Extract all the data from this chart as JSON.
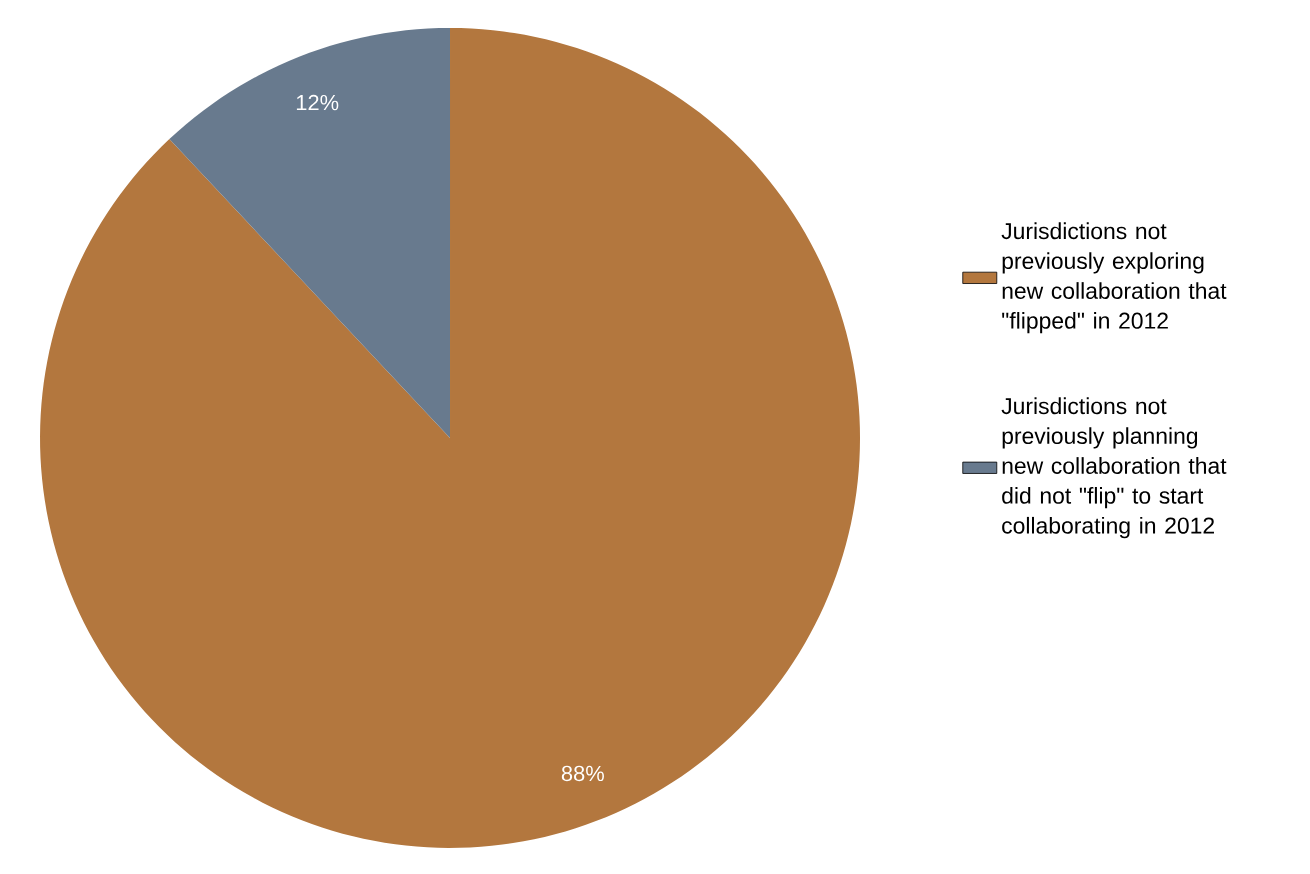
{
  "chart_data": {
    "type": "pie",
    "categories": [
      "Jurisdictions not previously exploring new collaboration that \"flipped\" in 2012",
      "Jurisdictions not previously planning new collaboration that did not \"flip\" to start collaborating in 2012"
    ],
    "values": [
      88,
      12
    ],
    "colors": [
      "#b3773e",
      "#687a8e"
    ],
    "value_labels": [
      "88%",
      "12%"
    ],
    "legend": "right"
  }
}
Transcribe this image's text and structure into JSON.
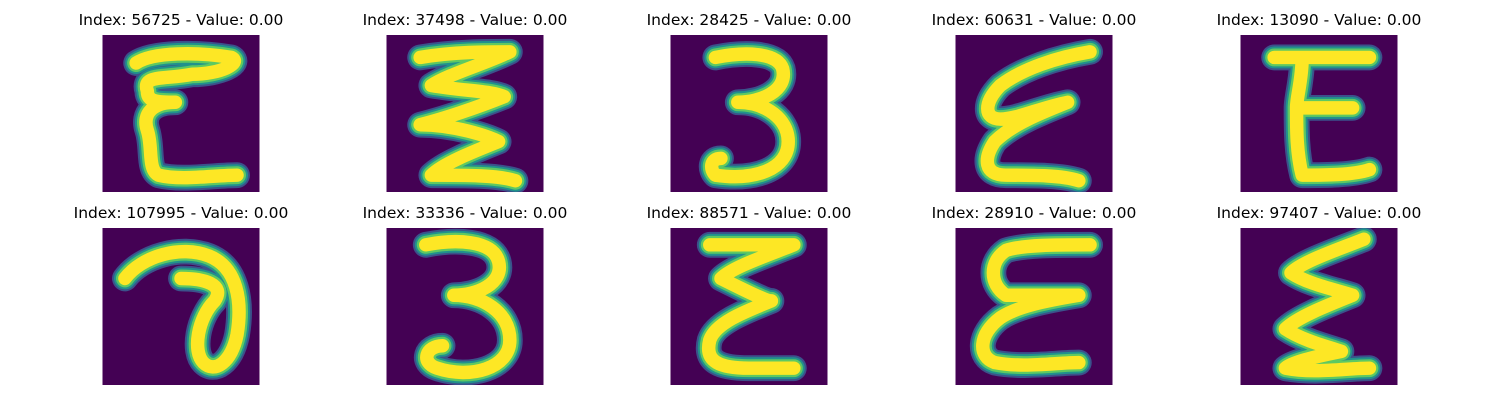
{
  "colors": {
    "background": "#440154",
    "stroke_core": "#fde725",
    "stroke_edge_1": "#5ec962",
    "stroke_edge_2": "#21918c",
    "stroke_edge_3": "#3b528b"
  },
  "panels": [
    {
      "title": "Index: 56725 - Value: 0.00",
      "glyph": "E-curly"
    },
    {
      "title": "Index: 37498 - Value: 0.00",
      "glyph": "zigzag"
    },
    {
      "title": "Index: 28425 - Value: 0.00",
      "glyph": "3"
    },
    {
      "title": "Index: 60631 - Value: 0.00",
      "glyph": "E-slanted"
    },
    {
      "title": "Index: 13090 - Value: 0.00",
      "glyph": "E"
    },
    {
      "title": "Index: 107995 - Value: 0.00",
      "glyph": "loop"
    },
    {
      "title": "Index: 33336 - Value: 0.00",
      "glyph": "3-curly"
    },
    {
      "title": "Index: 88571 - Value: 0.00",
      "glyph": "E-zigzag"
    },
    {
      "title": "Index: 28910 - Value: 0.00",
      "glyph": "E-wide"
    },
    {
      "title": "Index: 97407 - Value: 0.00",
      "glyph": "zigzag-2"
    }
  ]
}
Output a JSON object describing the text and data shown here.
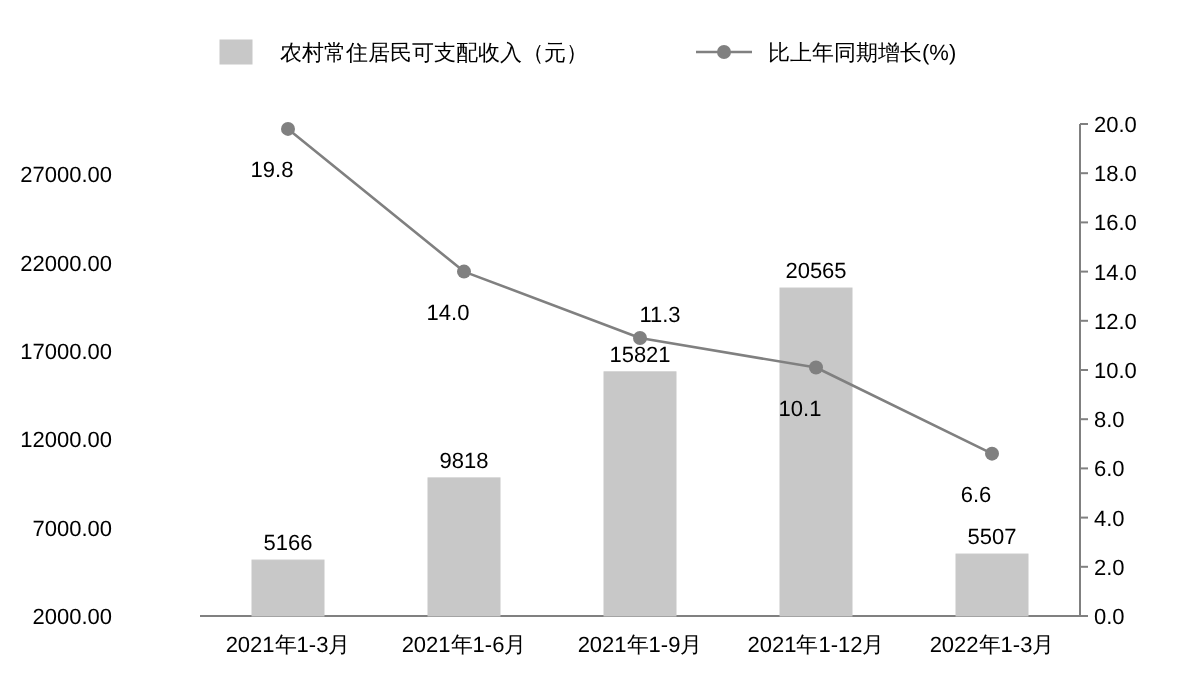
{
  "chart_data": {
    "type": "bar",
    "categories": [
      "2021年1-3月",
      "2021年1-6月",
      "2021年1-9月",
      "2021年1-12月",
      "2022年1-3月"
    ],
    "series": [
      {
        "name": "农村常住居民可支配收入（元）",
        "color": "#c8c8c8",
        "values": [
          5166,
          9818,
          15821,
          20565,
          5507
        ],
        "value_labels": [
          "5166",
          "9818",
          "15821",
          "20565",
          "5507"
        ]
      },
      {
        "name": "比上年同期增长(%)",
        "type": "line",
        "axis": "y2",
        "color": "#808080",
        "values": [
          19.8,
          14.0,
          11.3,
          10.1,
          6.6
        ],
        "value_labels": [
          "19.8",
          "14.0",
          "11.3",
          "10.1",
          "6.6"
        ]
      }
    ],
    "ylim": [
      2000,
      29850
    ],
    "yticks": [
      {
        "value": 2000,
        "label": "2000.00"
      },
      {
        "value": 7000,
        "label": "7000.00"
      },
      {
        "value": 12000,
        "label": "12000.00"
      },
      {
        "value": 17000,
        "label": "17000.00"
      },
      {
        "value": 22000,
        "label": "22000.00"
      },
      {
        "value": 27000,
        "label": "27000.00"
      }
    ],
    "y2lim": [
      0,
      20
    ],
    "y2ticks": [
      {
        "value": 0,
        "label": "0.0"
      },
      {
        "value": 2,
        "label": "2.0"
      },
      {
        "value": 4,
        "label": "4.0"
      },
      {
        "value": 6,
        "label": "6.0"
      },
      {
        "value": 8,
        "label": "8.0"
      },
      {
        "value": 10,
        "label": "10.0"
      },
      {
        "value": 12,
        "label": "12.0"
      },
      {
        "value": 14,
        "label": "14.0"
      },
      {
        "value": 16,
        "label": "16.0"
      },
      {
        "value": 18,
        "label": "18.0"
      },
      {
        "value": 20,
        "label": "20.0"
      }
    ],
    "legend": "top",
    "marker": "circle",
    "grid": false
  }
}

- What you should do: Find the lines that include the string "previously", then copy each of them.

- Answer below:
      "Jurisdictions not previously exploring new collaboration that \"flipped\" in 2012",
      "Jurisdictions not previously planning new collaboration that did not \"flip\" to start collaborating in 2012"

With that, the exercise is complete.